[Data records]
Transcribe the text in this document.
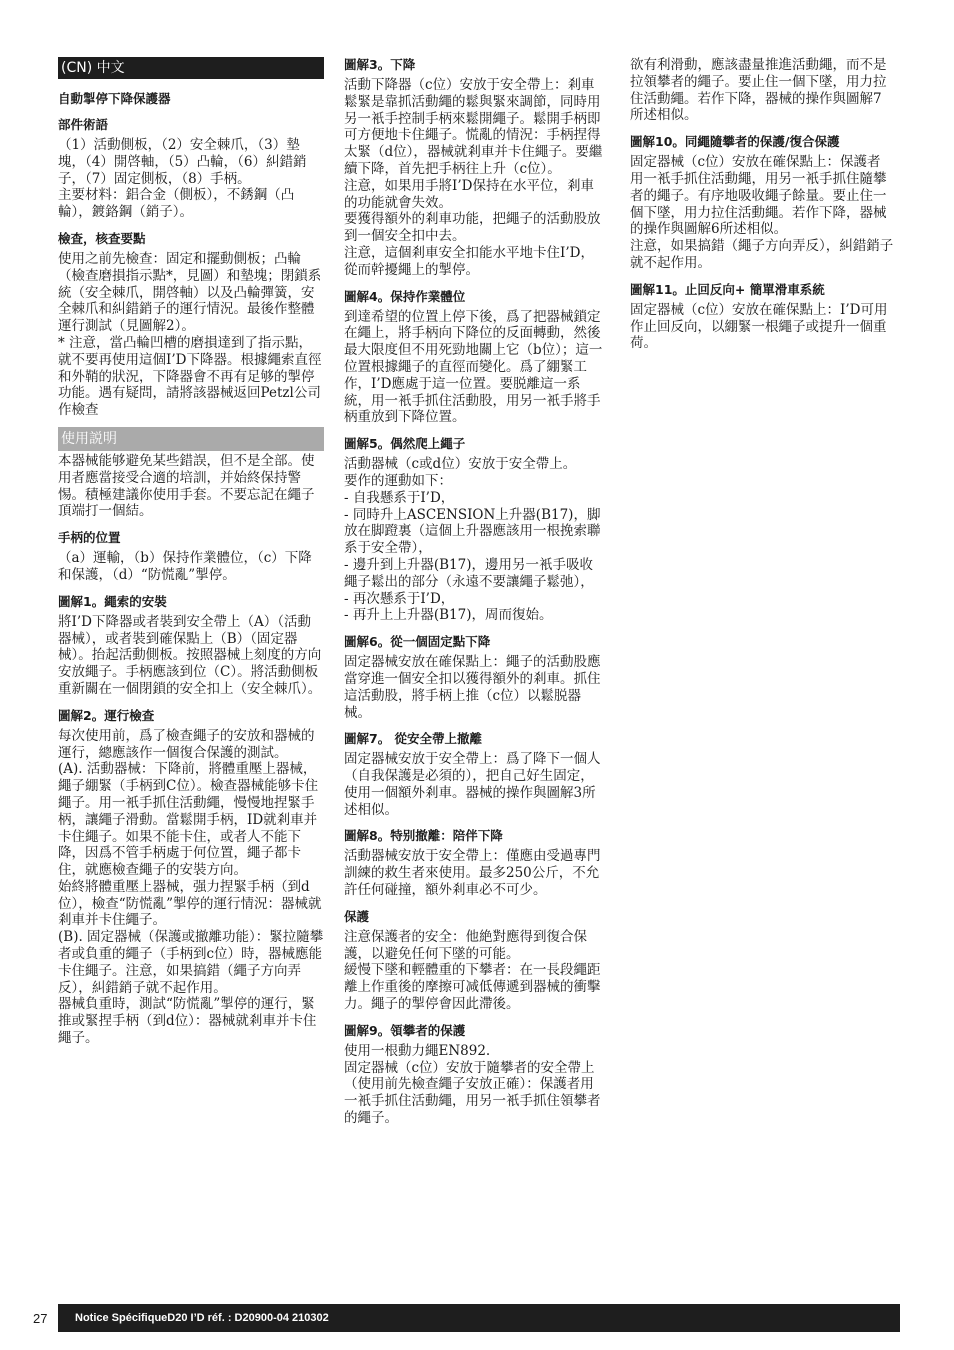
(CN) 中文
自動掣停下降保護器
部件術語

（1）活動側板，（2）安全棘爪，（3）墊塊，（4）開啓軸，（5）凸輪，（6）糾錯銷子，（7）固定側板，（8）手柄。

主要材料：鋁合金（側板），不銹鋼（凸輪），鍍鉻鋼（銷子）。

檢查，核查要點

使用之前先檢查：固定和擺動側板；凸輪（檢查磨損指示點*，見圖）和墊塊；閉鎖系統（安全棘爪，開啓軸）以及凸輪彈簧，安全棘爪和糾錯銷子的運行情況。最後作整體運行測試（見圖解2）。

* 注意，當凸輪凹槽的磨損達到了指示點，就不要再使用這個I’D下降器。根據繩索直徑和外鞘的狀況，下降器會不再有足够的掣停功能。遇有疑問，請將該器械返回Petzl公司作檢查

使用説明

本器械能够避免某些錯誤，但不是全部。使用者應當接受合適的培訓，并始終保持警惕。積極建議你使用手套。不要忘記在繩子頂端打一個結。

手柄的位置

（a）運輸，（b）保持作業體位，（c）下降和保護，（d）“防慌亂”掣停。

圖解1。繩索的安裝

將I’D下降器或者裝到安全帶上（A）（活動器械），或者裝到確保點上（B）（固定器械）。抬起活動側板。按照器械上刻度的方向安放繩子。手柄應該到位（C）。將活動側板重新關在一個閉鎖的安全扣上（安全棘爪）。

圖解2。運行檢查

每次使用前，爲了檢查繩子的安放和器械的運行，總應該作一個復合保護的測試。

(A). 活動器械：下降前，將體重壓上器械，繩子綳緊（手柄到C位）。檢查器械能够卡住繩子。用一衹手抓住活動繩，慢慢地捏緊手柄，讓繩子滑動。當鬆開手柄，ID就剎車并卡住繩子。如果不能卡住，或者人不能下降，因爲不管手柄處于何位置，繩子都卡住，就應檢查繩子的安裝方向。

始終將體重壓上器械，强力捏緊手柄（到d位），檢查“防慌亂”掣停的運行情況：器械就剎車并卡住繩子。

(B). 固定器械（保護或撤離功能）：緊拉隨攀者或負重的繩子（手柄到c位）時，器械應能卡住繩子。注意，如果搞錯（繩子方向弄反），糾錯銷子就不起作用。

器械負重時，測試“防慌亂”掣停的運行，緊推或緊捏手柄（到d位）：器械就剎車并卡住繩子。

圖解3。下降

活動下降器（c位）安放于安全帶上：剎車鬆緊是靠抓活動繩的鬆與緊來調節，同時用另一衹手控制手柄來鬆開繩子。鬆開手柄即可方便地卡住繩子。慌亂的情況：手柄捏得太緊（d位），器械就剎車并卡住繩子。要繼續下降，首先把手柄往上升（c位）。

注意，如果用手將I’D保持在水平位，剎車的功能就會失效。

要獲得額外的剎車功能，把繩子的活動股放到一個安全扣中去。

注意，這個剎車安全扣能水平地卡住I’D，從而幹擾繩上的掣停。

圖解4。保持作業體位

到達希望的位置上停下後，爲了把器械鎖定在繩上，將手柄向下降位的反面轉動，然後最大限度但不用死勁地關上它（b位）；這一位置根據繩子的直徑而變化。爲了綳緊工作，I’D應處于這一位置。要脱離這一系統，用一衹手抓住活動股，用另一衹手將手柄重放到下降位置。

圖解5。偶然爬上繩子

活動器械（c或d位）安放于安全帶上。

要作的運動如下：

- 自我懸系于I’D，

- 同時升上ASCENSION上升器(B17)，脚放在脚蹬裏（這個上升器應該用一根挽索聯系于安全帶），

- 邊升到上升器(B17)，邊用另一衹手吸收繩子鬆出的部分（永遠不要讓繩子鬆弛），

- 再次懸系于I’D，

- 再升上上升器(B17)，周而復始。

圖解6。從一個固定點下降

固定器械安放在確保點上：繩子的活動股應當穿進一個安全扣以獲得額外的剎車。抓住這活動股，將手柄上推（c位）以鬆脱器械。

圖解7。 從安全帶上撤離

固定器械安放于安全帶上：爲了降下一個人（自我保護是必須的），把自己好生固定，使用一個額外剎車。器械的操作與圖解3所述相似。

圖解8。特别撤離：陪伴下降

活動器械安放于安全帶上：僅應由受過專門訓練的救生者來使用。最多250公斤，不允許任何碰撞，額外剎車必不可少。

保護

注意保護者的安全：他絶對應得到復合保護，以避免任何下墜的可能。

緩慢下墜和輕體重的下攀者：在一長段繩距離上作重後的摩擦可减低傳遞到器械的衝擊力。繩子的掣停會因此滯後。

圖解9。領攀者的保護

使用一根動力繩EN892.

固定器械（c位）安放于隨攀者的安全帶上（使用前先檢查繩子安放正確）：保護者用一衹手抓住活動繩，用另一衹手抓住領攀者的繩子。

欲有利滑動，應該盡量推進活動繩，而不是拉領攀者的繩子。要止住一個下墜，用力拉住活動繩。若作下降，器械的操作與圖解7所述相似。

圖解10。同繩隨攀者的保護/復合保護

固定器械（c位）安放在確保點上：保護者用一衹手抓住活動繩，用另一衹手抓住隨攀者的繩子。有序地吸收繩子餘量。要止住一個下墜，用力拉住活動繩。若作下降，器械的操作與圖解6所述相似。

注意，如果搞錯（繩子方向弄反），糾錯銷子就不起作用。

圖解11。止回反向+ 簡單滑車系統

固定器械（c位）安放在確保點上：I’D可用作止回反向，以綳緊一根繩子或提升一個重荷。

27	Notice SpécifiqueD20 I’D réf. : D20900-04 210302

**CHALLENGE**
State the count of lines that contain the string "安全棘爪". Nothing else is needed.

**TASK SOLUTION**
3